> **DIRECTIONS FOR THIS TASK**
List each line in which the string "icon" appears.

> **SUPPLIED MATERIAL**
%%
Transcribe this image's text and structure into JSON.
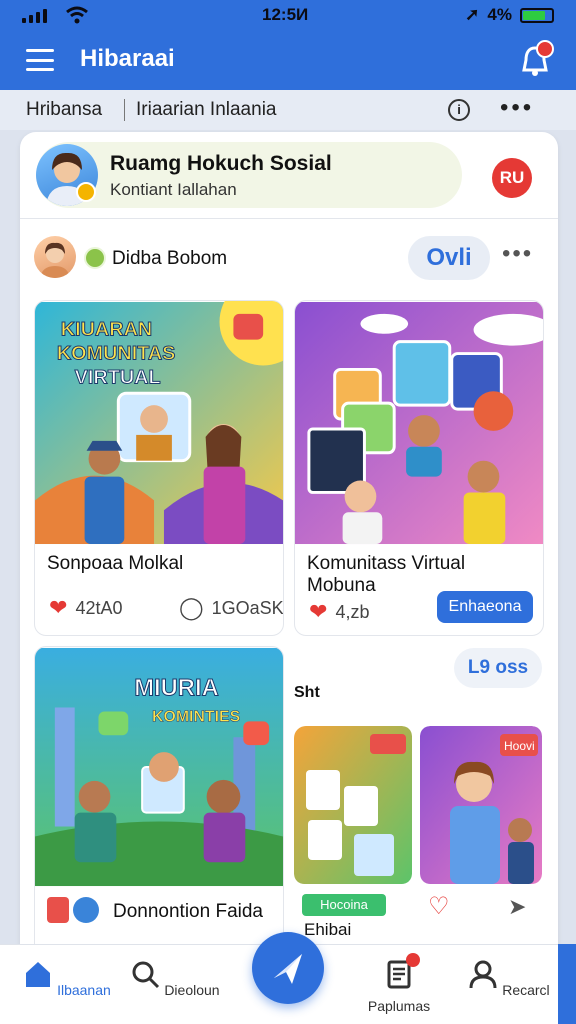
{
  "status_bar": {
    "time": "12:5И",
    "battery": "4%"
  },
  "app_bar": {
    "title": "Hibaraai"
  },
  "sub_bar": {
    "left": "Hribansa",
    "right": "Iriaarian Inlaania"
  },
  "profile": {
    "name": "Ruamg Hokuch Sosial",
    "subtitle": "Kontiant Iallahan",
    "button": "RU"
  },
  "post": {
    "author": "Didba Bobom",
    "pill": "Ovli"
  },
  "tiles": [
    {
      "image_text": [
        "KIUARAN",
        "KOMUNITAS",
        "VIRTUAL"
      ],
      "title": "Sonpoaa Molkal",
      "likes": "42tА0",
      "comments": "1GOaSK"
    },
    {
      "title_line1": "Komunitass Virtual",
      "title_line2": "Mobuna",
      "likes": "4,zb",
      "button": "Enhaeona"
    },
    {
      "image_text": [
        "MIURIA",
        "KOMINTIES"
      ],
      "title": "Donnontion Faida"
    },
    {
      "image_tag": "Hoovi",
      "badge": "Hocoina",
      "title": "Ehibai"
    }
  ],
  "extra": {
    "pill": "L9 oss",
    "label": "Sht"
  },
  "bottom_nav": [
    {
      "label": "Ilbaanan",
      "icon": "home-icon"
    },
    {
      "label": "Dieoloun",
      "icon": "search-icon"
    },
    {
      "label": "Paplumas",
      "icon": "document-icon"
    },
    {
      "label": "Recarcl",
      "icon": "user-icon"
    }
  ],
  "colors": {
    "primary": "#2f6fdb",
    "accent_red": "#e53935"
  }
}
%%
> **SOLUTION FOR THIS TASK**
      "icon": "home-icon"
      "icon": "search-icon"
      "icon": "document-icon"
      "icon": "user-icon"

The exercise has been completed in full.